SUPPLIED PASSAGE:
Please feel free to use my test runner. I'm happy to commit it somewhere to 
make it official Apache code, if necessary.

- Josh

On 2017-11-03 04:19, Harbs <harbs.li...@gmail.com> wrote: 
> One topic which keeps coming up is better test coverage for Royale.
> 
> I think this is becoming a critical issue for a few reasons:
> 1. As we get close to version 1.0 it’s necessary to have good test coverage 
> for confidence of quality and confidence that we don’t introduce recessive 
> bugs.
> 2. It’s really hard to accept Github pull requests without examining the 
> code VERY well that it does not introduce recessive bugs. CI which runs 
> automated tests could give a preliminary test on pull requests to ensure that 
> they don’t break anything. If the pull requests do break something, it 
> allows the requester to fix the problem with confidence without taking 
> others’ time.
> 
> I think we need to break up testing into pieces and figure out a strategy to 
> implement automated tests in a way that they are maintainable.
> 
> Some points:
> 1. I think integration into something like Travis would be very helpful.
> 2. I think there’s a Jenkins plugin for building pull requests. Not sure 
> how useful it is.[1]
> 3. Josh has created a Node.js-compatible test-runner architecture which could 
> be useful for unit tests on parts of the framework which don’t rely on 
> browser features. (i.e. models and the like) He mentioned the possibility of 
> donating it, and I think that would be a very useful feature.
> 4. For UI and integration tests, there seem to be some pretty cool 
> integrations using Selenium.[2][3]
> 5. I think the main testing effort needs to be using JS and something like 
> Josh’s testing framework for non-UI pieces and some easy-to-use Selenium 
> integration for visual pieces and integration tests.
> 6. We probably also want some API endpoints we can test off of for 
> integration testing.
> 
> I’m willing to invest time into this.

SUPPLIED INFORMATION:
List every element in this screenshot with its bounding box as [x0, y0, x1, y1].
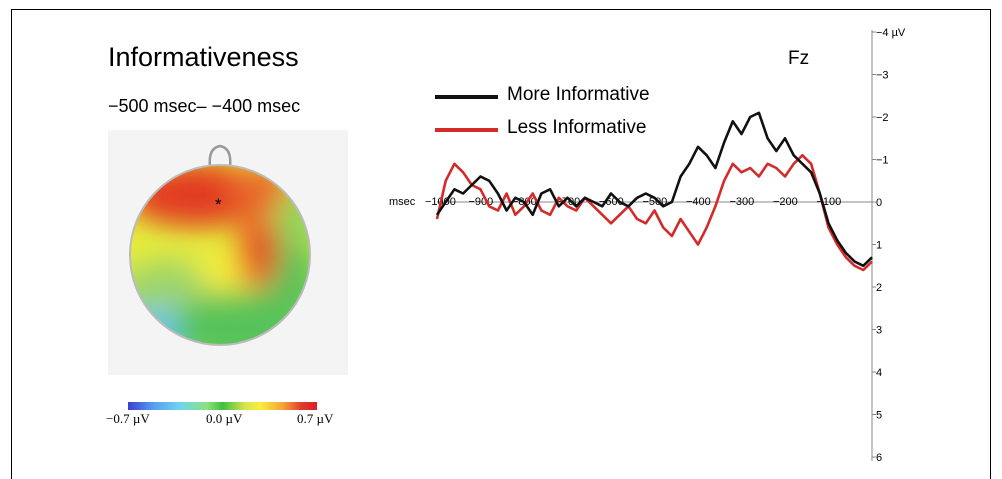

REQUIRED TASK: Write the next part of the email thread about test coverage for Royale, starting after its final sentence. The material has no connection to the email thread on Royale test coverage.

FINAL RESULT:
> 
> It’s going to be a lot of work building out the tests and I think we need a 
> plan for that. My thoughts:
> 
> 1. Step one is to make it easy to write meaningful automated tests and 
> establish a clear pattern.
> 2. Step two is to start writing tests starting from the most-used/easiest to 
> beak pieces and work out from there.
> 3. Once the pattern is established, any new pieces MUST have testing coverage.
> 4. When fixing bugs, attention should be paid to adding testing for that 
> component.
> 5. When a pull request comes in on a piece which does not have unit test, a 
> test must be written before accepting the pull request. The test does not 
> need to be written by the requester. Before examining the request, the test 
> should be written to pass for expected behavior and fail for the bug that the 
> pull request is attempting to fix (assuming the pull request is to fix a bug).
> 
> Thoughts?
> Harbs
> 
> P.S. I’m thinking of coming to the US in late December/early January. I 
> would be interested in getting together for a hacking session with folks who 
> are available.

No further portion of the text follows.